**Your task**
Transcribe all of the records word for word, but omit the pictures.

**Dataset**
################
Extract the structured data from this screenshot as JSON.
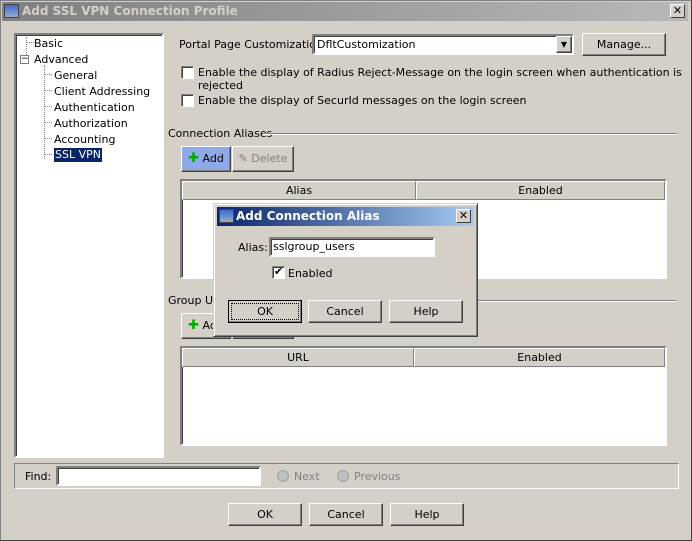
{
  "window": {
    "title": "Add SSL VPN Connection Profile"
  },
  "tree": {
    "items": [
      "Basic",
      "Advanced",
      "General",
      "Client Addressing",
      "Authentication",
      "Authorization",
      "Accounting",
      "SSL VPN"
    ],
    "selected": "SSL VPN"
  },
  "portal": {
    "label": "Portal Page Customization:",
    "value": "DfltCustomization",
    "manage": "Manage..."
  },
  "options": {
    "radius": "Enable the display of Radius Reject-Message on the login screen when authentication is rejected",
    "securid": "Enable the display of SecurId messages on the login screen"
  },
  "aliases": {
    "title": "Connection Aliases",
    "add": "Add",
    "delete": "Delete",
    "columns": [
      "Alias",
      "Enabled"
    ]
  },
  "urls": {
    "title": "Group URLs",
    "add": "Add",
    "columns": [
      "URL",
      "Enabled"
    ]
  },
  "find": {
    "label": "Find:",
    "value": "",
    "next": "Next",
    "previous": "Previous"
  },
  "footer": {
    "ok": "OK",
    "cancel": "Cancel",
    "help": "Help"
  },
  "dialog": {
    "title": "Add Connection Alias",
    "alias_label": "Alias:",
    "alias_value": "sslgroup_users",
    "enabled_label": "Enabled",
    "enabled": true,
    "ok": "OK",
    "cancel": "Cancel",
    "help": "Help"
  },
  "colors": {
    "selection": "#0a246a",
    "dialog_title_start": "#0a246a",
    "dialog_title_end": "#a6caf0",
    "add_active": "#8fa8e8"
  }
}
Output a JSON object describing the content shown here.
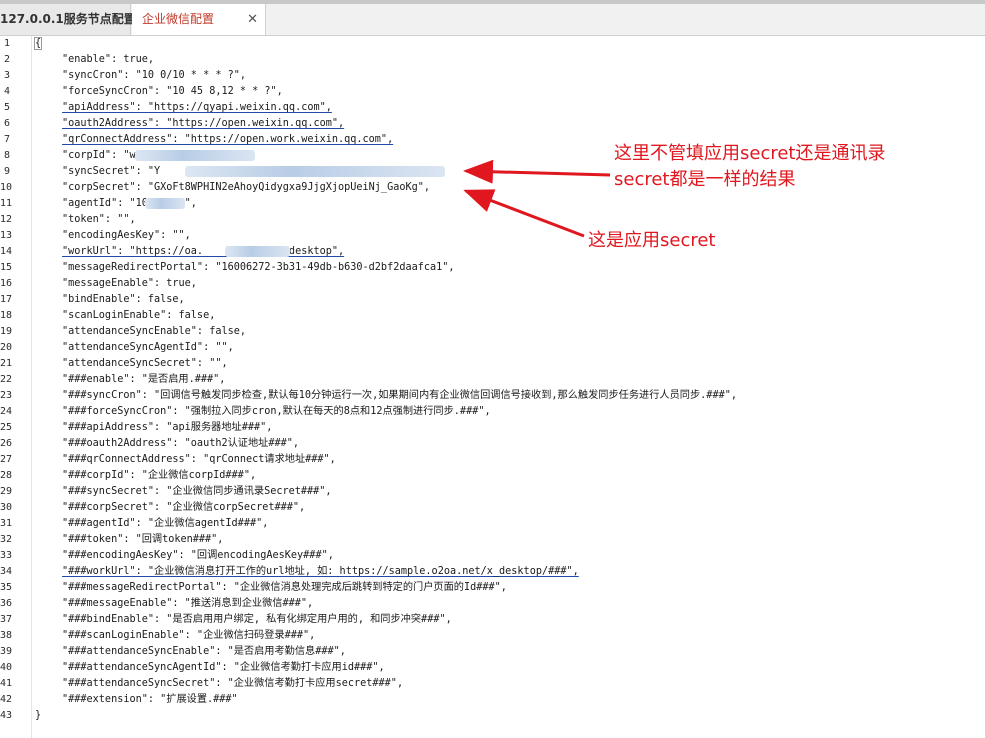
{
  "tabs": [
    {
      "label": "127.0.0.1服务节点配置"
    },
    {
      "label": "企业微信配置",
      "close": "✕"
    }
  ],
  "code_lines": [
    {
      "n": "1",
      "text": "{"
    },
    {
      "n": "2",
      "text": "\"enable\": true,"
    },
    {
      "n": "3",
      "text": "\"syncCron\": \"10 0/10 * * * ?\","
    },
    {
      "n": "4",
      "text": "\"forceSyncCron\": \"10 45 8,12 * * ?\","
    },
    {
      "n": "5",
      "text": "\"apiAddress\": \"https://qyapi.weixin.qq.com\","
    },
    {
      "n": "6",
      "text": "\"oauth2Address\": \"https://open.weixin.qq.com\","
    },
    {
      "n": "7",
      "text": "\"qrConnectAddress\": \"https://open.work.weixin.qq.com\","
    },
    {
      "n": "8",
      "text": "\"corpId\": \"w               d\","
    },
    {
      "n": "9",
      "text": "\"syncSecret\": \"Y                                M\","
    },
    {
      "n": "10",
      "text": "\"corpSecret\": \"GXoFt8WPHIN2eAhoyQidygxa9JjgXjopUeiNj_GaoKg\","
    },
    {
      "n": "11",
      "text": "\"agentId\": \"10    83\","
    },
    {
      "n": "12",
      "text": "\"token\": \"\","
    },
    {
      "n": "13",
      "text": "\"encodingAesKey\": \"\","
    },
    {
      "n": "14",
      "text": "\"workUrl\": \"https://oa.         om/x_desktop\","
    },
    {
      "n": "15",
      "text": "\"messageRedirectPortal\": \"16006272-3b31-49db-b630-d2bf2daafca1\","
    },
    {
      "n": "16",
      "text": "\"messageEnable\": true,"
    },
    {
      "n": "17",
      "text": "\"bindEnable\": false,"
    },
    {
      "n": "18",
      "text": "\"scanLoginEnable\": false,"
    },
    {
      "n": "19",
      "text": "\"attendanceSyncEnable\": false,"
    },
    {
      "n": "20",
      "text": "\"attendanceSyncAgentId\": \"\","
    },
    {
      "n": "21",
      "text": "\"attendanceSyncSecret\": \"\","
    },
    {
      "n": "22",
      "text": "\"###enable\": \"是否启用.###\","
    },
    {
      "n": "23",
      "text": "\"###syncCron\": \"回调信号触发同步检查,默认每10分钟运行一次,如果期间内有企业微信回调信号接收到,那么触发同步任务进行人员同步.###\","
    },
    {
      "n": "24",
      "text": "\"###forceSyncCron\": \"强制拉入同步cron,默认在每天的8点和12点强制进行同步.###\","
    },
    {
      "n": "25",
      "text": "\"###apiAddress\": \"api服务器地址###\","
    },
    {
      "n": "26",
      "text": "\"###oauth2Address\": \"oauth2认证地址###\","
    },
    {
      "n": "27",
      "text": "\"###qrConnectAddress\": \"qrConnect请求地址###\","
    },
    {
      "n": "28",
      "text": "\"###corpId\": \"企业微信corpId###\","
    },
    {
      "n": "29",
      "text": "\"###syncSecret\": \"企业微信同步通讯录Secret###\","
    },
    {
      "n": "30",
      "text": "\"###corpSecret\": \"企业微信corpSecret###\","
    },
    {
      "n": "31",
      "text": "\"###agentId\": \"企业微信agentId###\","
    },
    {
      "n": "32",
      "text": "\"###token\": \"回调token###\","
    },
    {
      "n": "33",
      "text": "\"###encodingAesKey\": \"回调encodingAesKey###\","
    },
    {
      "n": "34",
      "text": "\"###workUrl\": \"企业微信消息打开工作的url地址, 如: https://sample.o2oa.net/x_desktop/###\","
    },
    {
      "n": "35",
      "text": "\"###messageRedirectPortal\": \"企业微信消息处理完成后跳转到特定的门户页面的Id###\","
    },
    {
      "n": "36",
      "text": "\"###messageEnable\": \"推送消息到企业微信###\","
    },
    {
      "n": "37",
      "text": "\"###bindEnable\": \"是否启用用户绑定, 私有化绑定用户用的, 和同步冲突###\","
    },
    {
      "n": "38",
      "text": "\"###scanLoginEnable\": \"企业微信扫码登录###\","
    },
    {
      "n": "39",
      "text": "\"###attendanceSyncEnable\": \"是否启用考勤信息###\","
    },
    {
      "n": "40",
      "text": "\"###attendanceSyncAgentId\": \"企业微信考勤打卡应用id###\","
    },
    {
      "n": "41",
      "text": "\"###attendanceSyncSecret\": \"企业微信考勤打卡应用secret###\","
    },
    {
      "n": "42",
      "text": "\"###extension\": \"扩展设置.###\""
    },
    {
      "n": "43",
      "text": "}"
    }
  ],
  "annotations": {
    "note1_line1": "这里不管填应用secret还是通讯录",
    "note1_line2": "secret都是一样的结果",
    "note2": "这是应用secret"
  },
  "colors": {
    "annotation": "#e0171f",
    "active_tab_text": "#c0392b"
  }
}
################
**Complete output**
Extract the structured data from this screenshot as JSON.
{
  "window": {
    "title": "Add SSL VPN Connection Profile"
  },
  "tree": {
    "items": [
      "Basic",
      "Advanced",
      "General",
      "Client Addressing",
      "Authentication",
      "Authorization",
      "Accounting",
      "SSL VPN"
    ],
    "selected": "SSL VPN"
  },
  "portal": {
    "label": "Portal Page Customization:",
    "value": "DfltCustomization",
    "manage": "Manage..."
  },
  "options": {
    "radius": "Enable the display of Radius Reject-Message on the login screen when authentication is rejected",
    "securid": "Enable the display of SecurId messages on the login screen"
  },
  "aliases": {
    "title": "Connection Aliases",
    "add": "Add",
    "delete": "Delete",
    "columns": [
      "Alias",
      "Enabled"
    ]
  },
  "urls": {
    "title": "Group URLs",
    "add": "Add",
    "columns": [
      "URL",
      "Enabled"
    ]
  },
  "find": {
    "label": "Find:",
    "value": "",
    "next": "Next",
    "previous": "Previous"
  },
  "footer": {
    "ok": "OK",
    "cancel": "Cancel",
    "help": "Help"
  },
  "dialog": {
    "title": "Add Connection Alias",
    "alias_label": "Alias:",
    "alias_value": "sslgroup_users",
    "enabled_label": "Enabled",
    "enabled": true,
    "ok": "OK",
    "cancel": "Cancel",
    "help": "Help"
  },
  "colors": {
    "selection": "#0a246a",
    "dialog_title_start": "#0a246a",
    "dialog_title_end": "#a6caf0",
    "add_active": "#8fa8e8"
  }
}
Output a JSON object describing the content shown here.
{
  "tabs": [
    {
      "label": "127.0.0.1服务节点配置"
    },
    {
      "label": "企业微信配置",
      "close": "✕"
    }
  ],
  "code_lines": [
    {
      "n": "1",
      "text": "{"
    },
    {
      "n": "2",
      "text": "\"enable\": true,"
    },
    {
      "n": "3",
      "text": "\"syncCron\": \"10 0/10 * * * ?\","
    },
    {
      "n": "4",
      "text": "\"forceSyncCron\": \"10 45 8,12 * * ?\","
    },
    {
      "n": "5",
      "text": "\"apiAddress\": \"https://qyapi.weixin.qq.com\","
    },
    {
      "n": "6",
      "text": "\"oauth2Address\": \"https://open.weixin.qq.com\","
    },
    {
      "n": "7",
      "text": "\"qrConnectAddress\": \"https://open.work.weixin.qq.com\","
    },
    {
      "n": "8",
      "text": "\"corpId\": \"w               d\","
    },
    {
      "n": "9",
      "text": "\"syncSecret\": \"Y                                M\","
    },
    {
      "n": "10",
      "text": "\"corpSecret\": \"GXoFt8WPHIN2eAhoyQidygxa9JjgXjopUeiNj_GaoKg\","
    },
    {
      "n": "11",
      "text": "\"agentId\": \"10    83\","
    },
    {
      "n": "12",
      "text": "\"token\": \"\","
    },
    {
      "n": "13",
      "text": "\"encodingAesKey\": \"\","
    },
    {
      "n": "14",
      "text": "\"workUrl\": \"https://oa.         om/x_desktop\","
    },
    {
      "n": "15",
      "text": "\"messageRedirectPortal\": \"16006272-3b31-49db-b630-d2bf2daafca1\","
    },
    {
      "n": "16",
      "text": "\"messageEnable\": true,"
    },
    {
      "n": "17",
      "text": "\"bindEnable\": false,"
    },
    {
      "n": "18",
      "text": "\"scanLoginEnable\": false,"
    },
    {
      "n": "19",
      "text": "\"attendanceSyncEnable\": false,"
    },
    {
      "n": "20",
      "text": "\"attendanceSyncAgentId\": \"\","
    },
    {
      "n": "21",
      "text": "\"attendanceSyncSecret\": \"\","
    },
    {
      "n": "22",
      "text": "\"###enable\": \"是否启用.###\","
    },
    {
      "n": "23",
      "text": "\"###syncCron\": \"回调信号触发同步检查,默认每10分钟运行一次,如果期间内有企业微信回调信号接收到,那么触发同步任务进行人员同步.###\","
    },
    {
      "n": "24",
      "text": "\"###forceSyncCron\": \"强制拉入同步cron,默认在每天的8点和12点强制进行同步.###\","
    },
    {
      "n": "25",
      "text": "\"###apiAddress\": \"api服务器地址###\","
    },
    {
      "n": "26",
      "text": "\"###oauth2Address\": \"oauth2认证地址###\","
    },
    {
      "n": "27",
      "text": "\"###qrConnectAddress\": \"qrConnect请求地址###\","
    },
    {
      "n": "28",
      "text": "\"###corpId\": \"企业微信corpId###\","
    },
    {
      "n": "29",
      "text": "\"###syncSecret\": \"企业微信同步通讯录Secret###\","
    },
    {
      "n": "30",
      "text": "\"###corpSecret\": \"企业微信corpSecret###\","
    },
    {
      "n": "31",
      "text": "\"###agentId\": \"企业微信agentId###\","
    },
    {
      "n": "32",
      "text": "\"###token\": \"回调token###\","
    },
    {
      "n": "33",
      "text": "\"###encodingAesKey\": \"回调encodingAesKey###\","
    },
    {
      "n": "34",
      "text": "\"###workUrl\": \"企业微信消息打开工作的url地址, 如: https://sample.o2oa.net/x_desktop/###\","
    },
    {
      "n": "35",
      "text": "\"###messageRedirectPortal\": \"企业微信消息处理完成后跳转到特定的门户页面的Id###\","
    },
    {
      "n": "36",
      "text": "\"###messageEnable\": \"推送消息到企业微信###\","
    },
    {
      "n": "37",
      "text": "\"###bindEnable\": \"是否启用用户绑定, 私有化绑定用户用的, 和同步冲突###\","
    },
    {
      "n": "38",
      "text": "\"###scanLoginEnable\": \"企业微信扫码登录###\","
    },
    {
      "n": "39",
      "text": "\"###attendanceSyncEnable\": \"是否启用考勤信息###\","
    },
    {
      "n": "40",
      "text": "\"###attendanceSyncAgentId\": \"企业微信考勤打卡应用id###\","
    },
    {
      "n": "41",
      "text": "\"###attendanceSyncSecret\": \"企业微信考勤打卡应用secret###\","
    },
    {
      "n": "42",
      "text": "\"###extension\": \"扩展设置.###\""
    },
    {
      "n": "43",
      "text": "}"
    }
  ],
  "annotations": {
    "note1_line1": "这里不管填应用secret还是通讯录",
    "note1_line2": "secret都是一样的结果",
    "note2": "这是应用secret"
  },
  "colors": {
    "annotation": "#e0171f",
    "active_tab_text": "#c0392b"
  }
}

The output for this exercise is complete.